— PROVIDED INFORMATION —
··········

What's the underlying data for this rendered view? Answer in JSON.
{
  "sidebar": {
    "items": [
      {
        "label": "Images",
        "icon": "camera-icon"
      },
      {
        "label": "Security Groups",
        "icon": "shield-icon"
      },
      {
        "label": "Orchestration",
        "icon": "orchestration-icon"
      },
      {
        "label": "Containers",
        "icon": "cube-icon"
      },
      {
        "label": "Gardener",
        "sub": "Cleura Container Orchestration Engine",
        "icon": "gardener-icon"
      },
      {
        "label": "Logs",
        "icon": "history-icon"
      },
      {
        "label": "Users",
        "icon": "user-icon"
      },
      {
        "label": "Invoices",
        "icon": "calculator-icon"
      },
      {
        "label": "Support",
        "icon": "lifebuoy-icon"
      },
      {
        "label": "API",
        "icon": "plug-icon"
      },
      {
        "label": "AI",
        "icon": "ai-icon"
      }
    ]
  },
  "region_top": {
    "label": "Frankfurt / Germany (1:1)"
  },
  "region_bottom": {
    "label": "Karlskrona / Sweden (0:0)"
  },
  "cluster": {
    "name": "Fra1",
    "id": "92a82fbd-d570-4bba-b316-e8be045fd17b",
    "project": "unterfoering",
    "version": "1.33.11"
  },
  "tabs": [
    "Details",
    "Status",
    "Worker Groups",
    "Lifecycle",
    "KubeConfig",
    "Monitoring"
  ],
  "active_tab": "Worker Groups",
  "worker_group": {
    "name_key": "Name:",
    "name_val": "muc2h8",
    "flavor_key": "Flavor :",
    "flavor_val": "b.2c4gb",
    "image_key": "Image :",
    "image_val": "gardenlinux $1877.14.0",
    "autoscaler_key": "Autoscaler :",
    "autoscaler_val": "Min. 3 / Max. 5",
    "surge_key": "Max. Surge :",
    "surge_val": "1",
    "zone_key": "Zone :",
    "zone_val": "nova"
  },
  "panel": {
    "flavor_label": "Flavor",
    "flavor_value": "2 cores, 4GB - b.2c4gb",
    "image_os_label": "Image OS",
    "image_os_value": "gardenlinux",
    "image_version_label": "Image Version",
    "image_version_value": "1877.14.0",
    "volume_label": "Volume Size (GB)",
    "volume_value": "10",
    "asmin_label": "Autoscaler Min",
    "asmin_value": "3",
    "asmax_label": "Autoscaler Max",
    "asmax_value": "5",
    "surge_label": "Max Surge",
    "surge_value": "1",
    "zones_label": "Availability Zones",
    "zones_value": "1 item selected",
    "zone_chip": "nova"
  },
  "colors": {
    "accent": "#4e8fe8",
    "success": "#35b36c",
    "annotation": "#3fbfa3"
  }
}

··········

Report how many lines in these entries contain "Groups". Answer with the number only.

3